**Raw records:**
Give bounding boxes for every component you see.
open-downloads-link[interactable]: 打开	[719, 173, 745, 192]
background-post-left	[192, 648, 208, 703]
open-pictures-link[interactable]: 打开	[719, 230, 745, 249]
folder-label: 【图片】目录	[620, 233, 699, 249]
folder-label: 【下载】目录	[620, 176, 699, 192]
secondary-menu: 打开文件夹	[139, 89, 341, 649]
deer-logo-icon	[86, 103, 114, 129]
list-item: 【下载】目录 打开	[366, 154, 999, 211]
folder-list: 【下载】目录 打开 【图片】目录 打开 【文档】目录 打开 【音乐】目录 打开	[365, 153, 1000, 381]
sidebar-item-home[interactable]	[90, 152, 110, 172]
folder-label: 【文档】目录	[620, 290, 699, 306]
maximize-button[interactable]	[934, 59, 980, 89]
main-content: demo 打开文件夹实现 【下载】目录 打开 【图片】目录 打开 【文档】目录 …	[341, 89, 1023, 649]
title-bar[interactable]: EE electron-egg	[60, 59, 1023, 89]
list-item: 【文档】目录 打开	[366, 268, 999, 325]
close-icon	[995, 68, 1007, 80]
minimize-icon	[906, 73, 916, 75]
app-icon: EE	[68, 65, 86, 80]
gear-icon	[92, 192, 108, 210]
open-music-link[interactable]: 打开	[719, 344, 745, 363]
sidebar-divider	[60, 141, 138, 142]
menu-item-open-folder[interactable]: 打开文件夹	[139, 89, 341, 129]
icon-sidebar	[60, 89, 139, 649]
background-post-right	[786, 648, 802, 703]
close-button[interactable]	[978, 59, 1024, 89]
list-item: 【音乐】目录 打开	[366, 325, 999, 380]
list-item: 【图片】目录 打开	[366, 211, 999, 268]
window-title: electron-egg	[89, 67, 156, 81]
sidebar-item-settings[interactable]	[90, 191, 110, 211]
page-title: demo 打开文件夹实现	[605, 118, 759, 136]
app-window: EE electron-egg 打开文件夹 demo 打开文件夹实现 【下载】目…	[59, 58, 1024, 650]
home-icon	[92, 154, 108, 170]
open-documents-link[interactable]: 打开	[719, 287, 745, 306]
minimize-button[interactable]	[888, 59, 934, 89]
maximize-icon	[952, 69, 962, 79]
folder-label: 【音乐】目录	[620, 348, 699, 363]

**Exercise:**
Change every "folder-label" in the data above to "directory-label" and write out all the data again, leaving everything else as it is.

**Response below:**
Give bounding boxes for every component you see.
open-downloads-link[interactable]: 打开	[719, 173, 745, 192]
background-post-left	[192, 648, 208, 703]
open-pictures-link[interactable]: 打开	[719, 230, 745, 249]
directory-label: 【图片】目录	[620, 233, 699, 249]
directory-label: 【下载】目录	[620, 176, 699, 192]
secondary-menu: 打开文件夹	[139, 89, 341, 649]
deer-logo-icon	[86, 103, 114, 129]
list-item: 【下载】目录 打开	[366, 154, 999, 211]
folder-list: 【下载】目录 打开 【图片】目录 打开 【文档】目录 打开 【音乐】目录 打开	[365, 153, 1000, 381]
sidebar-item-home[interactable]	[90, 152, 110, 172]
directory-label: 【文档】目录	[620, 290, 699, 306]
maximize-button[interactable]	[934, 59, 980, 89]
main-content: demo 打开文件夹实现 【下载】目录 打开 【图片】目录 打开 【文档】目录 …	[341, 89, 1023, 649]
title-bar[interactable]: EE electron-egg	[60, 59, 1023, 89]
list-item: 【文档】目录 打开	[366, 268, 999, 325]
close-icon	[995, 68, 1007, 80]
minimize-icon	[906, 73, 916, 75]
app-icon: EE	[68, 65, 86, 80]
gear-icon	[92, 192, 108, 210]
open-music-link[interactable]: 打开	[719, 344, 745, 363]
sidebar-divider	[60, 141, 138, 142]
menu-item-open-folder[interactable]: 打开文件夹	[139, 89, 341, 129]
icon-sidebar	[60, 89, 139, 649]
background-post-right	[786, 648, 802, 703]
close-button[interactable]	[978, 59, 1024, 89]
list-item: 【音乐】目录 打开	[366, 325, 999, 380]
list-item: 【图片】目录 打开	[366, 211, 999, 268]
window-title: electron-egg	[89, 67, 156, 81]
sidebar-item-settings[interactable]	[90, 191, 110, 211]
page-title: demo 打开文件夹实现	[605, 118, 759, 136]
app-window: EE electron-egg 打开文件夹 demo 打开文件夹实现 【下载】目…	[59, 58, 1024, 650]
home-icon	[92, 154, 108, 170]
open-documents-link[interactable]: 打开	[719, 287, 745, 306]
minimize-button[interactable]	[888, 59, 934, 89]
maximize-icon	[952, 69, 962, 79]
directory-label: 【音乐】目录	[620, 348, 699, 363]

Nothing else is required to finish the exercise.